(Data records)
***

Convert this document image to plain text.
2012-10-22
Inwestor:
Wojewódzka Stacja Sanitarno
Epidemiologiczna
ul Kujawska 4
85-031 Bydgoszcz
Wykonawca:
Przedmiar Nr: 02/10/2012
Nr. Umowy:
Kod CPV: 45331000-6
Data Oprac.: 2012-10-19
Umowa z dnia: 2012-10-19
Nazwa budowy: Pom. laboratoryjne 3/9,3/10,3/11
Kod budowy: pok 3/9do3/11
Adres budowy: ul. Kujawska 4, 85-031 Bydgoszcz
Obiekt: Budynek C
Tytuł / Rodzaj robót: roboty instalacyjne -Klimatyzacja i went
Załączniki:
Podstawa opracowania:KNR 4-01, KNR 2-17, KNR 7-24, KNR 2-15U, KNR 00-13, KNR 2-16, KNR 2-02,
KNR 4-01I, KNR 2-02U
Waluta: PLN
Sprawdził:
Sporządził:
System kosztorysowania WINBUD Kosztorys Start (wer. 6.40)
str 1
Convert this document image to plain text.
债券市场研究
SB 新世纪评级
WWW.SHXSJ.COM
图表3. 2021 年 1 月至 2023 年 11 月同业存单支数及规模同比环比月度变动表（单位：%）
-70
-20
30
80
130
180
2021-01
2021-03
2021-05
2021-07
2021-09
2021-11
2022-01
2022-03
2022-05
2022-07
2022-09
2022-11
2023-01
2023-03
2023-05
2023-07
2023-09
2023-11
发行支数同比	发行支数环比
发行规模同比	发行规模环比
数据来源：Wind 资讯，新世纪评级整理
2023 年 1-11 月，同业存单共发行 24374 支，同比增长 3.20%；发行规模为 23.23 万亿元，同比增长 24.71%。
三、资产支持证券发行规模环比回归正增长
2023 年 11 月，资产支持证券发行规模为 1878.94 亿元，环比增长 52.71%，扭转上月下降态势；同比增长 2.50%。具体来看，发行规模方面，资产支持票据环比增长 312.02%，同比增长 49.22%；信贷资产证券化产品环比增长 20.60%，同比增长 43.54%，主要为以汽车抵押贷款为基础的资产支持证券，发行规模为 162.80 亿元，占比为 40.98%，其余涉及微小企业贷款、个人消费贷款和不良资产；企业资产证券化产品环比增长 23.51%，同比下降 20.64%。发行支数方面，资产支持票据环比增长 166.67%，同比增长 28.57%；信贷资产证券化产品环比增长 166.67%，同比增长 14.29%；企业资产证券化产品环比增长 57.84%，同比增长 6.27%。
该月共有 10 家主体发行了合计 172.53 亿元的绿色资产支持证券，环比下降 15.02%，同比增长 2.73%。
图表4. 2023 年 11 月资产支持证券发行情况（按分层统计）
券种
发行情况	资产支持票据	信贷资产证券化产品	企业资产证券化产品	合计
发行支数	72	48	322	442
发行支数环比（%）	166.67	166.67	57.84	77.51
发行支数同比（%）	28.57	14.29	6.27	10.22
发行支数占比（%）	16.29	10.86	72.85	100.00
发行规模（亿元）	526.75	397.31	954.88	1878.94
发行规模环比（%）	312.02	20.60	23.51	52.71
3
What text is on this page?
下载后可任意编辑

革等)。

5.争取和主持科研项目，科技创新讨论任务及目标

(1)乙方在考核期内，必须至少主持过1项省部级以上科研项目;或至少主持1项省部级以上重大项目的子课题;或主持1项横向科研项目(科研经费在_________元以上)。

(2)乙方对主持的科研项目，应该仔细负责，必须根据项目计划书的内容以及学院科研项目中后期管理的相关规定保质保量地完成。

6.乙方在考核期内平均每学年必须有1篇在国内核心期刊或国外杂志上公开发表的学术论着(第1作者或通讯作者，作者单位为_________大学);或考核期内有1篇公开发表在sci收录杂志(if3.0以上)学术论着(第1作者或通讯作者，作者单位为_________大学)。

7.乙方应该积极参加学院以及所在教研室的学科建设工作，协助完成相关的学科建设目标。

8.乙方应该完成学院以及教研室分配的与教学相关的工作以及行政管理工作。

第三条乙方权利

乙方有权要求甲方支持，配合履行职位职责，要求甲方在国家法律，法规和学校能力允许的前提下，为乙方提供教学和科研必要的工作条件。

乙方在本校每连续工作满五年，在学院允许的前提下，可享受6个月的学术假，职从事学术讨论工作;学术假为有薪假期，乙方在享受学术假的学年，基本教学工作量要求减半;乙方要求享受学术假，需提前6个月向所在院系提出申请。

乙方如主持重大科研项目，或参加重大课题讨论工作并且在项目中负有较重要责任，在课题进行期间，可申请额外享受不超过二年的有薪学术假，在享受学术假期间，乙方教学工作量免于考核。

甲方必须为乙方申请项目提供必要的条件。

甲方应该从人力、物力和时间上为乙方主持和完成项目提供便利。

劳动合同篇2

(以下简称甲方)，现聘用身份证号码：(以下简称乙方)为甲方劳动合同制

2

***

#### Given problem:
In the records above, find each line holding "发行规模为" and copy it.

#### Response to this task:
2023 年 1-11 月，同业存单共发行 24374 支，同比增长 3.20%；发行规模为 23.23 万亿元，同比增长 24.71%。
2023 年 11 月，资产支持证券发行规模为 1878.94 亿元，环比增长 52.71%，扭转上月下降态势；同比增长 2.50%。具体来看，发行规模方面，资产支持票据环比增长 312.02%，同比增长 49.22%；信贷资产证券化产品环比增长 20.60%，同比增长 43.54%，主要为以汽车抵押贷款为基础的资产支持证券，发行规模为 162.80 亿元，占比为 40.98%，其余涉及微小企业贷款、个人消费贷款和不良资产；企业资产证券化产品环比增长 23.51%，同比下降 20.64%。发行支数方面，资产支持票据环比增长 166.67%，同比增长 28.57%；信贷资产证券化产品环比增长 166.67%，同比增长 14.29%；企业资产证券化产品环比增长 57.84%，同比增长 6.27%。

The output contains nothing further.